Copy each line that holds "Song".

DATA PROVIDED:
━━━━━━━━━━

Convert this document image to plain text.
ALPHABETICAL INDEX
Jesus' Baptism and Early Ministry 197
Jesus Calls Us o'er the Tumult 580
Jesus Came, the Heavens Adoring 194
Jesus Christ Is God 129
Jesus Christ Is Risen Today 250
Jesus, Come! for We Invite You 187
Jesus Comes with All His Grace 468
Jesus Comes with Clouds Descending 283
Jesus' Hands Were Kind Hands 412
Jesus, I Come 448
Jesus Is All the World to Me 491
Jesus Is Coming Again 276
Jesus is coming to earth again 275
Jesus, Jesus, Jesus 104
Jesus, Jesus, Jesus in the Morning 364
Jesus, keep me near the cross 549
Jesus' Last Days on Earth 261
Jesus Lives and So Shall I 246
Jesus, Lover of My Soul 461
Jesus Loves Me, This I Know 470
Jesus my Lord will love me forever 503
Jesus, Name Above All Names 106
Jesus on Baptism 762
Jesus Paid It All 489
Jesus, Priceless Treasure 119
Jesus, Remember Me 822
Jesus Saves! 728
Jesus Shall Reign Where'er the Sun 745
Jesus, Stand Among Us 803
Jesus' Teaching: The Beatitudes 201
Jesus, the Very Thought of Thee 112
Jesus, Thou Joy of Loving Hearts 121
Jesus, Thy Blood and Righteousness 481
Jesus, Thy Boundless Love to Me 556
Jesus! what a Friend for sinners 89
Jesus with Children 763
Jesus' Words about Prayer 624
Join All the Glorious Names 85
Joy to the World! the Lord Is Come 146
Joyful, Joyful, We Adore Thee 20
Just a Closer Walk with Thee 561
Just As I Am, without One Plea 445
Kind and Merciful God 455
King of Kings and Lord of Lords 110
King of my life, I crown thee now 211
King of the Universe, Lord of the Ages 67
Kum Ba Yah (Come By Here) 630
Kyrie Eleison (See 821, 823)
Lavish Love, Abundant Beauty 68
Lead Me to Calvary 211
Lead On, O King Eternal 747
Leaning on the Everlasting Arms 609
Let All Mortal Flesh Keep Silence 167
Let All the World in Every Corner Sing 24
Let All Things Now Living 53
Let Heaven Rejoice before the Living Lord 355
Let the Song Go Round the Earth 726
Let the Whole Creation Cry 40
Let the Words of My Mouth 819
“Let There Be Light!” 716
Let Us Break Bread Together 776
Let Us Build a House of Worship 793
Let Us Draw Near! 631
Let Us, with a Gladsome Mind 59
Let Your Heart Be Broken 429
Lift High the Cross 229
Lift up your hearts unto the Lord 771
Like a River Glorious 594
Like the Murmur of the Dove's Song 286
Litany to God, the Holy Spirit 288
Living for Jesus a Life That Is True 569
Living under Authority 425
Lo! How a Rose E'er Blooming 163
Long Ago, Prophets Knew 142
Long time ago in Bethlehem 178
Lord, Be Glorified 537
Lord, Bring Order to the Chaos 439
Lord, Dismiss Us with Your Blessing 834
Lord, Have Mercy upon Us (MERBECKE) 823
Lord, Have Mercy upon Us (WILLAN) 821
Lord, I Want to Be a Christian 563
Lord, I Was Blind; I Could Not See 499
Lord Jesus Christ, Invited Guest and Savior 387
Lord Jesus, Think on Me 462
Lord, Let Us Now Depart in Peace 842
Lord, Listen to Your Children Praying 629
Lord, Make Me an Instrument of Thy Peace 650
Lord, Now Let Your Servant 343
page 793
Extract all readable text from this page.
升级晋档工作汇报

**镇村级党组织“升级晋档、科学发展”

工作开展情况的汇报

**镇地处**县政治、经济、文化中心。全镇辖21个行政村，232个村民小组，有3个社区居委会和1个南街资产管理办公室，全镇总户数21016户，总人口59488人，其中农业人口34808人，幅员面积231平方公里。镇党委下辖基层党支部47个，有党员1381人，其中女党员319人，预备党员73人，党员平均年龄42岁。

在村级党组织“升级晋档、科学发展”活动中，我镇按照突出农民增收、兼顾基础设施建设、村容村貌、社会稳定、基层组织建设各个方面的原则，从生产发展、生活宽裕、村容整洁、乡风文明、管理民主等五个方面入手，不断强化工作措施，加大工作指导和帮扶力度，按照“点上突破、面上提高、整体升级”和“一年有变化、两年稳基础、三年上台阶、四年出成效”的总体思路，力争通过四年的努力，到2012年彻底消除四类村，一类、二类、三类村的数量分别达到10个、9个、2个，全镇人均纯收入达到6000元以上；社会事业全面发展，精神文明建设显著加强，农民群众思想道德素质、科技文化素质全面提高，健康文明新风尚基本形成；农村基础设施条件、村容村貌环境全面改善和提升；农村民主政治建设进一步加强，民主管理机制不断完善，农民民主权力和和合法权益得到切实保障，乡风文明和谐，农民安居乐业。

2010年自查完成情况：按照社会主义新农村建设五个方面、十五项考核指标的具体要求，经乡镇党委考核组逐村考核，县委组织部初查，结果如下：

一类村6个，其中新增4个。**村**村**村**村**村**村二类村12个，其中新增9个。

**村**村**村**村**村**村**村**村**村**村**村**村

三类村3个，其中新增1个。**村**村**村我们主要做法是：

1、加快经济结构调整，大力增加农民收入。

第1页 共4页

━━━━━━━━━━

ANSWER:
Let the Song Go Round the Earth 726
Like the Murmur of the Dove's Song 286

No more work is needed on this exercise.